## EXTRACTED RECORDS
***
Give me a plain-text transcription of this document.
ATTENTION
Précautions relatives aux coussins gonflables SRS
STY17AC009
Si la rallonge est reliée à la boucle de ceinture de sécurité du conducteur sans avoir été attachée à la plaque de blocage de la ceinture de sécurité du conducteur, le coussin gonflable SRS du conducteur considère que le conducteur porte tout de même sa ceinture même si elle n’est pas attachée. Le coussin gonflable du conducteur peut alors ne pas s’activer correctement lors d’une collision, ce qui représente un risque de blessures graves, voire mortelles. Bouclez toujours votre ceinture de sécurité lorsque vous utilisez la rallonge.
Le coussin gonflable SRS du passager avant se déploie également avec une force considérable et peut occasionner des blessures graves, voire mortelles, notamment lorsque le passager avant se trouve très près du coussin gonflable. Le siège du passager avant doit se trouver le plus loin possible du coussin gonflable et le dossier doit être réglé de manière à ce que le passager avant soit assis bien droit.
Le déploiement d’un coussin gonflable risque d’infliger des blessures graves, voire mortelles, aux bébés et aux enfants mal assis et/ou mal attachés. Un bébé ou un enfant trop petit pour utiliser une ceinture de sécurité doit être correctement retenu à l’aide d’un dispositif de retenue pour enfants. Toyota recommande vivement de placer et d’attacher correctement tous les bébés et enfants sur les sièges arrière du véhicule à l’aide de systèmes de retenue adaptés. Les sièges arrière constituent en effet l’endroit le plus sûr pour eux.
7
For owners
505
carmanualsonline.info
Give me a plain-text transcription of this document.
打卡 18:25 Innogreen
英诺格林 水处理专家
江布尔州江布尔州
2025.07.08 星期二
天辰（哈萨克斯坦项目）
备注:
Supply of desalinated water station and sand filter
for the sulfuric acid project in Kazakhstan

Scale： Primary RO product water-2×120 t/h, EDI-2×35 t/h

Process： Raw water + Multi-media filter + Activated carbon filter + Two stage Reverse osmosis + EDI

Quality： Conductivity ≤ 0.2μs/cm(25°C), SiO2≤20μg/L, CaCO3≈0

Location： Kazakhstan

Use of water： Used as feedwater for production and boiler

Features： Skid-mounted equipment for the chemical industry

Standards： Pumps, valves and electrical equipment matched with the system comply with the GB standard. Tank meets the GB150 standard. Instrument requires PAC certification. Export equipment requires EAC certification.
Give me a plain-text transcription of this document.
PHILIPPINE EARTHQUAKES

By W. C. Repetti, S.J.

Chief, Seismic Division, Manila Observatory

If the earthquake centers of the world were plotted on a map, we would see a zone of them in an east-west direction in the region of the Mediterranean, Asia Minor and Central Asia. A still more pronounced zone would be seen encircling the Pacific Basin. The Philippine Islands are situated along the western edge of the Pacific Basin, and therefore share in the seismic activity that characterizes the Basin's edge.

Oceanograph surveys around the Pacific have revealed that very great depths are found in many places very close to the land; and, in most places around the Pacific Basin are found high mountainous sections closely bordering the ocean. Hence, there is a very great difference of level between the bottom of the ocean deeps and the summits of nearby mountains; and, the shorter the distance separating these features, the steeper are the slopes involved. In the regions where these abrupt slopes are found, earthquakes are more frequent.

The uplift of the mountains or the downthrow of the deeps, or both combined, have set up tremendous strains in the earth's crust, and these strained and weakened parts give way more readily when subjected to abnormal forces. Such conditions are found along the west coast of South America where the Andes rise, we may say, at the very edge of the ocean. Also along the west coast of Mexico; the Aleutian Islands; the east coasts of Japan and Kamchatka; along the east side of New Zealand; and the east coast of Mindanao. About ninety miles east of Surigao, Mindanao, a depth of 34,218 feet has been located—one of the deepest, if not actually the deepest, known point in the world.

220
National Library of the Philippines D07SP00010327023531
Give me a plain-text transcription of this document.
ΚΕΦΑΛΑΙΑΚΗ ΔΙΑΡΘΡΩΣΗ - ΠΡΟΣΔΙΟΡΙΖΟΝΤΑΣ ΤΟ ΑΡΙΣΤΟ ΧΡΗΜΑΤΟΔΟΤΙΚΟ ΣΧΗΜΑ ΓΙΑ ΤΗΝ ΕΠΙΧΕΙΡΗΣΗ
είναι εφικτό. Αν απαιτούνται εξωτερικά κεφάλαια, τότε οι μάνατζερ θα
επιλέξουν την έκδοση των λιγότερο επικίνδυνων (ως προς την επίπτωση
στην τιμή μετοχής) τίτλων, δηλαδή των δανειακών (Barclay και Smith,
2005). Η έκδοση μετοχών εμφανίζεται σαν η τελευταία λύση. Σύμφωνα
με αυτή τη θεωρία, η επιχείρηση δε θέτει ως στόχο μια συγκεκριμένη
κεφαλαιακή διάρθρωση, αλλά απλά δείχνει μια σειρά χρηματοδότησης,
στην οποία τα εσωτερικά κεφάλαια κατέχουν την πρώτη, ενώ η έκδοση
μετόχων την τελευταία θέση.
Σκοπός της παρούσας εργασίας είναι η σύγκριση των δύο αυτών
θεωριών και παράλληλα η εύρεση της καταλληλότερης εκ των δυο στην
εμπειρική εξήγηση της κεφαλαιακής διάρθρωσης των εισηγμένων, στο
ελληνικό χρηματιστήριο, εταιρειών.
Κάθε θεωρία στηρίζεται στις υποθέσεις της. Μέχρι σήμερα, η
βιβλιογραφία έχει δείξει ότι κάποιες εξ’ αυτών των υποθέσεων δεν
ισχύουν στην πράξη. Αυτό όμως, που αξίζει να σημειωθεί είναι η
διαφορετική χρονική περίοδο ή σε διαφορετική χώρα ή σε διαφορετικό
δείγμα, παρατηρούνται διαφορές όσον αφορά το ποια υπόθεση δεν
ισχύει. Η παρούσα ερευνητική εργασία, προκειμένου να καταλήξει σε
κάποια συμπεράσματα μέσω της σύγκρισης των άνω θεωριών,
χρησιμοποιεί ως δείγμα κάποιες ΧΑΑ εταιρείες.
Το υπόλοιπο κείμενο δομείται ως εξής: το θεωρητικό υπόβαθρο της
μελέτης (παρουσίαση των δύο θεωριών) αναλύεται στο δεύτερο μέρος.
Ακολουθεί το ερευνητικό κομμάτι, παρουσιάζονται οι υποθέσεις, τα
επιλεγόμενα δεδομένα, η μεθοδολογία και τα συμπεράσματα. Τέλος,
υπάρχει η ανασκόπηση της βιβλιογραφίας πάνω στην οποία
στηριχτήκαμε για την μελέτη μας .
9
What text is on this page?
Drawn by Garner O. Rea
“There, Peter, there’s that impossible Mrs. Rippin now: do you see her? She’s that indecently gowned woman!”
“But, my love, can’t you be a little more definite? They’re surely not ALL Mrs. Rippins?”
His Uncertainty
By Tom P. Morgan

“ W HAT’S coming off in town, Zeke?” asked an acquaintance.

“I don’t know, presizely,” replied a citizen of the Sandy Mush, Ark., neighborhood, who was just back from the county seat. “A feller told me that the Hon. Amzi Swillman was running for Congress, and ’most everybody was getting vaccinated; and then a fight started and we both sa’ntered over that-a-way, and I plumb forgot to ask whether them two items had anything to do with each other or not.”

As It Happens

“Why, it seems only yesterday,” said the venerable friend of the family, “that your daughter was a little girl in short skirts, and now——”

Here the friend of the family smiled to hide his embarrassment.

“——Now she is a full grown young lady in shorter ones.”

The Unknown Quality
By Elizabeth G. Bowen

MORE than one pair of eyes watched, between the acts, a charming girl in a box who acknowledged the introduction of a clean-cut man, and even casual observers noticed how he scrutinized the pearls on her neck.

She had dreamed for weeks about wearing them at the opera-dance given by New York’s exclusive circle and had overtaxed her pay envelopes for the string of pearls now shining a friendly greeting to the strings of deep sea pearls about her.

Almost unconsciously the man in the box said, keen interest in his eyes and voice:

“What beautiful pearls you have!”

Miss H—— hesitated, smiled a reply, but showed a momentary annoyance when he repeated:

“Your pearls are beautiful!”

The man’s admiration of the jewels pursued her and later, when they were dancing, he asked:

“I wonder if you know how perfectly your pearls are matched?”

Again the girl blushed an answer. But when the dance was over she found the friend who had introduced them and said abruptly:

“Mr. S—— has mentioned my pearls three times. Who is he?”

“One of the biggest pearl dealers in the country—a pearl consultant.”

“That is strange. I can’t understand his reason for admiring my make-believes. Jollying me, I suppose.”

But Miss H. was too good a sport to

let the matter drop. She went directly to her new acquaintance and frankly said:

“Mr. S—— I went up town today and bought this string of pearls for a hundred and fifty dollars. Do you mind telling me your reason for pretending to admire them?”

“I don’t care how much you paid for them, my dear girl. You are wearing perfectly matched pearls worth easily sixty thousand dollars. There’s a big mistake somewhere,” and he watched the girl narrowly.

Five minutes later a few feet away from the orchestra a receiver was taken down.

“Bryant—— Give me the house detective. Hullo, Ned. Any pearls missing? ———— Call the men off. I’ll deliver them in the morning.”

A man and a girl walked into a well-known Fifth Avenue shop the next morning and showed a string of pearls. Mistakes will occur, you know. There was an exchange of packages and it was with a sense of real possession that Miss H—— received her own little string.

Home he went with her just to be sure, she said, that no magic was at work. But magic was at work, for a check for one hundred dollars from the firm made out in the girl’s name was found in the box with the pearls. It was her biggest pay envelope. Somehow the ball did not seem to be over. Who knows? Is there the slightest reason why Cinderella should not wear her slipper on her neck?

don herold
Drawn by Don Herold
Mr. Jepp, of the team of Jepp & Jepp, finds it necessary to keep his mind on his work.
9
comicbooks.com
***
## THE REQUEST
Of all the lines above, how many contain the word "κεφάλαια"? Give the number and nothing else.

## TASK RESPONSE
2